# REQUIRED WORK:
Output the entries below exactly as written, omitting pictures.

Records from a dataset

☆ ☆ ☆ ☆ ☆

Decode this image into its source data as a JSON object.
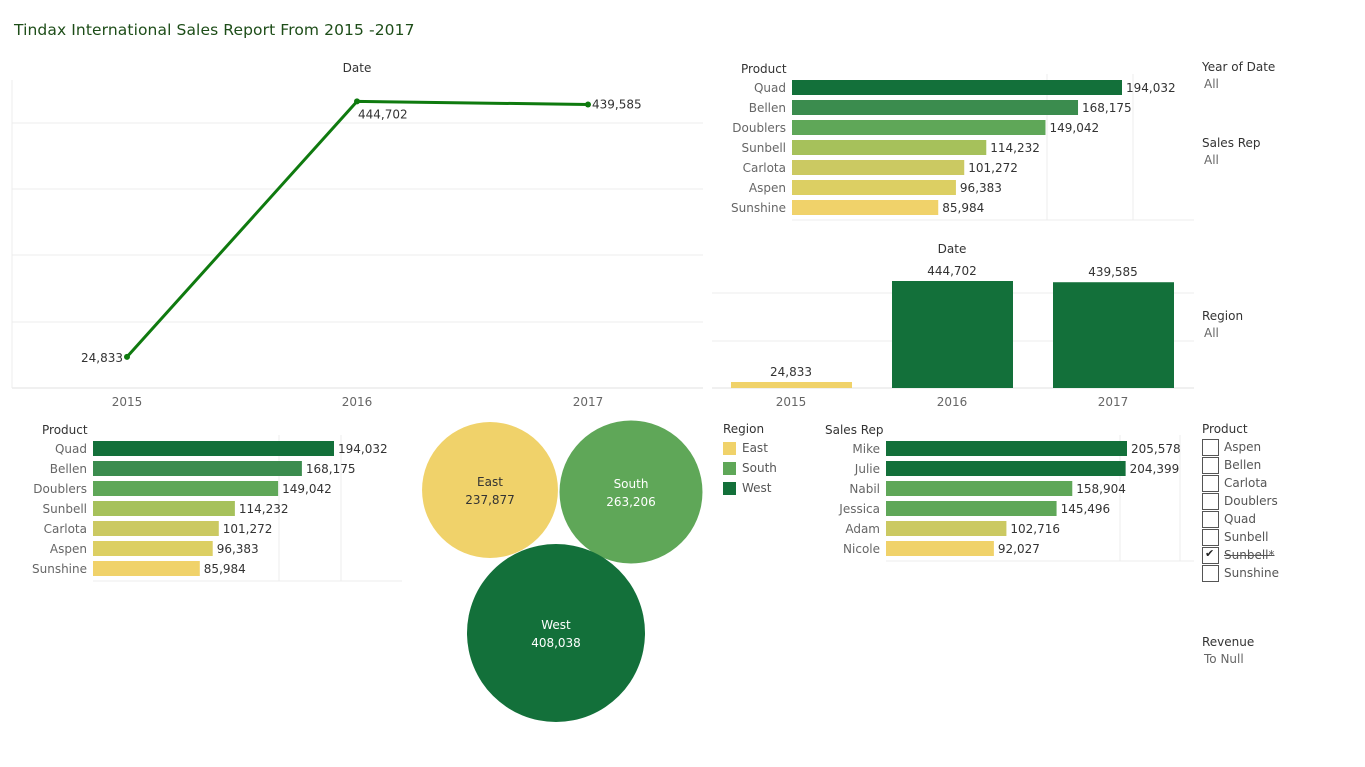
{
  "title": "Tindax International Sales Report From 2015 -2017",
  "colors": {
    "dark_green": "#13703a",
    "mid_green": "#3b8c4e",
    "green": "#5fa758",
    "light_green": "#a6c15b",
    "olive_yellow": "#cbc962",
    "pale_yellow": "#dccf63",
    "yellow": "#f0d26a",
    "line_green": "#0f7a0f",
    "title_green": "#1d4d18"
  },
  "line_chart": {
    "header": "Date",
    "chart_data": {
      "type": "line",
      "categories": [
        "2015",
        "2016",
        "2017"
      ],
      "values": [
        24833,
        444702,
        439585
      ],
      "labels": [
        "24,833",
        "444,702",
        "439,585"
      ],
      "title": "Date",
      "grid": true
    }
  },
  "product_top": {
    "header": "Product",
    "chart_data": {
      "type": "bar",
      "categories": [
        "Quad",
        "Bellen",
        "Doublers",
        "Sunbell",
        "Carlota",
        "Aspen",
        "Sunshine"
      ],
      "values": [
        194032,
        168175,
        149042,
        114232,
        101272,
        96383,
        85984
      ],
      "labels": [
        "194,032",
        "168,175",
        "149,042",
        "114,232",
        "101,272",
        "96,383",
        "85,984"
      ]
    }
  },
  "date_bars": {
    "header": "Date",
    "chart_data": {
      "type": "bar",
      "categories": [
        "2015",
        "2016",
        "2017"
      ],
      "values": [
        24833,
        444702,
        439585
      ],
      "labels": [
        "24,833",
        "444,702",
        "439,585"
      ],
      "title": "Date"
    }
  },
  "product_bottom": {
    "header": "Product",
    "chart_data": {
      "type": "bar",
      "categories": [
        "Quad",
        "Bellen",
        "Doublers",
        "Sunbell",
        "Carlota",
        "Aspen",
        "Sunshine"
      ],
      "values": [
        194032,
        168175,
        149042,
        114232,
        101272,
        96383,
        85984
      ],
      "labels": [
        "194,032",
        "168,175",
        "149,042",
        "114,232",
        "101,272",
        "96,383",
        "85,984"
      ]
    }
  },
  "region_bubbles": {
    "chart_data": {
      "type": "bubble",
      "categories": [
        "East",
        "South",
        "West"
      ],
      "values": [
        237877,
        263206,
        408038
      ],
      "labels": [
        "237,877",
        "263,206",
        "408,038"
      ]
    }
  },
  "region_legend": {
    "title": "Region",
    "items": [
      "East",
      "South",
      "West"
    ]
  },
  "sales_rep": {
    "header": "Sales Rep",
    "chart_data": {
      "type": "bar",
      "categories": [
        "Mike",
        "Julie",
        "Nabil",
        "Jessica",
        "Adam",
        "Nicole"
      ],
      "values": [
        205578,
        204399,
        158904,
        145496,
        102716,
        92027
      ],
      "labels": [
        "205,578",
        "204,399",
        "158,904",
        "145,496",
        "102,716",
        "92,027"
      ]
    }
  },
  "filters": {
    "year_label": "Year of Date",
    "year_value": "All",
    "rep_label": "Sales Rep",
    "rep_value": "All",
    "region_label": "Region",
    "region_value": "All",
    "product_label": "Product",
    "product_options": [
      {
        "label": "Aspen",
        "checked": false,
        "strike": false
      },
      {
        "label": "Bellen",
        "checked": false,
        "strike": false
      },
      {
        "label": "Carlota",
        "checked": false,
        "strike": false
      },
      {
        "label": "Doublers",
        "checked": false,
        "strike": false
      },
      {
        "label": "Quad",
        "checked": false,
        "strike": false
      },
      {
        "label": "Sunbell",
        "checked": false,
        "strike": false
      },
      {
        "label": "Sunbell*",
        "checked": true,
        "strike": true
      },
      {
        "label": "Sunshine",
        "checked": false,
        "strike": false
      }
    ],
    "revenue_label": "Revenue",
    "revenue_value": "To Null"
  }
}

☆ ☆ ☆ ☆ ☆

# FINAL RESULT:
Decode this image into its source data as a JSON object.
{
  "title": "Tindax International Sales Report From 2015 -2017",
  "colors": {
    "dark_green": "#13703a",
    "mid_green": "#3b8c4e",
    "green": "#5fa758",
    "light_green": "#a6c15b",
    "olive_yellow": "#cbc962",
    "pale_yellow": "#dccf63",
    "yellow": "#f0d26a",
    "line_green": "#0f7a0f",
    "title_green": "#1d4d18"
  },
  "line_chart": {
    "header": "Date",
    "chart_data": {
      "type": "line",
      "categories": [
        "2015",
        "2016",
        "2017"
      ],
      "values": [
        24833,
        444702,
        439585
      ],
      "labels": [
        "24,833",
        "444,702",
        "439,585"
      ],
      "title": "Date",
      "grid": true
    }
  },
  "product_top": {
    "header": "Product",
    "chart_data": {
      "type": "bar",
      "categories": [
        "Quad",
        "Bellen",
        "Doublers",
        "Sunbell",
        "Carlota",
        "Aspen",
        "Sunshine"
      ],
      "values": [
        194032,
        168175,
        149042,
        114232,
        101272,
        96383,
        85984
      ],
      "labels": [
        "194,032",
        "168,175",
        "149,042",
        "114,232",
        "101,272",
        "96,383",
        "85,984"
      ]
    }
  },
  "date_bars": {
    "header": "Date",
    "chart_data": {
      "type": "bar",
      "categories": [
        "2015",
        "2016",
        "2017"
      ],
      "values": [
        24833,
        444702,
        439585
      ],
      "labels": [
        "24,833",
        "444,702",
        "439,585"
      ],
      "title": "Date"
    }
  },
  "product_bottom": {
    "header": "Product",
    "chart_data": {
      "type": "bar",
      "categories": [
        "Quad",
        "Bellen",
        "Doublers",
        "Sunbell",
        "Carlota",
        "Aspen",
        "Sunshine"
      ],
      "values": [
        194032,
        168175,
        149042,
        114232,
        101272,
        96383,
        85984
      ],
      "labels": [
        "194,032",
        "168,175",
        "149,042",
        "114,232",
        "101,272",
        "96,383",
        "85,984"
      ]
    }
  },
  "region_bubbles": {
    "chart_data": {
      "type": "bubble",
      "categories": [
        "East",
        "South",
        "West"
      ],
      "values": [
        237877,
        263206,
        408038
      ],
      "labels": [
        "237,877",
        "263,206",
        "408,038"
      ]
    }
  },
  "region_legend": {
    "title": "Region",
    "items": [
      "East",
      "South",
      "West"
    ]
  },
  "sales_rep": {
    "header": "Sales Rep",
    "chart_data": {
      "type": "bar",
      "categories": [
        "Mike",
        "Julie",
        "Nabil",
        "Jessica",
        "Adam",
        "Nicole"
      ],
      "values": [
        205578,
        204399,
        158904,
        145496,
        102716,
        92027
      ],
      "labels": [
        "205,578",
        "204,399",
        "158,904",
        "145,496",
        "102,716",
        "92,027"
      ]
    }
  },
  "filters": {
    "year_label": "Year of Date",
    "year_value": "All",
    "rep_label": "Sales Rep",
    "rep_value": "All",
    "region_label": "Region",
    "region_value": "All",
    "product_label": "Product",
    "product_options": [
      {
        "label": "Aspen",
        "checked": false,
        "strike": false
      },
      {
        "label": "Bellen",
        "checked": false,
        "strike": false
      },
      {
        "label": "Carlota",
        "checked": false,
        "strike": false
      },
      {
        "label": "Doublers",
        "checked": false,
        "strike": false
      },
      {
        "label": "Quad",
        "checked": false,
        "strike": false
      },
      {
        "label": "Sunbell",
        "checked": false,
        "strike": false
      },
      {
        "label": "Sunbell*",
        "checked": true,
        "strike": true
      },
      {
        "label": "Sunshine",
        "checked": false,
        "strike": false
      }
    ],
    "revenue_label": "Revenue",
    "revenue_value": "To Null"
  }
}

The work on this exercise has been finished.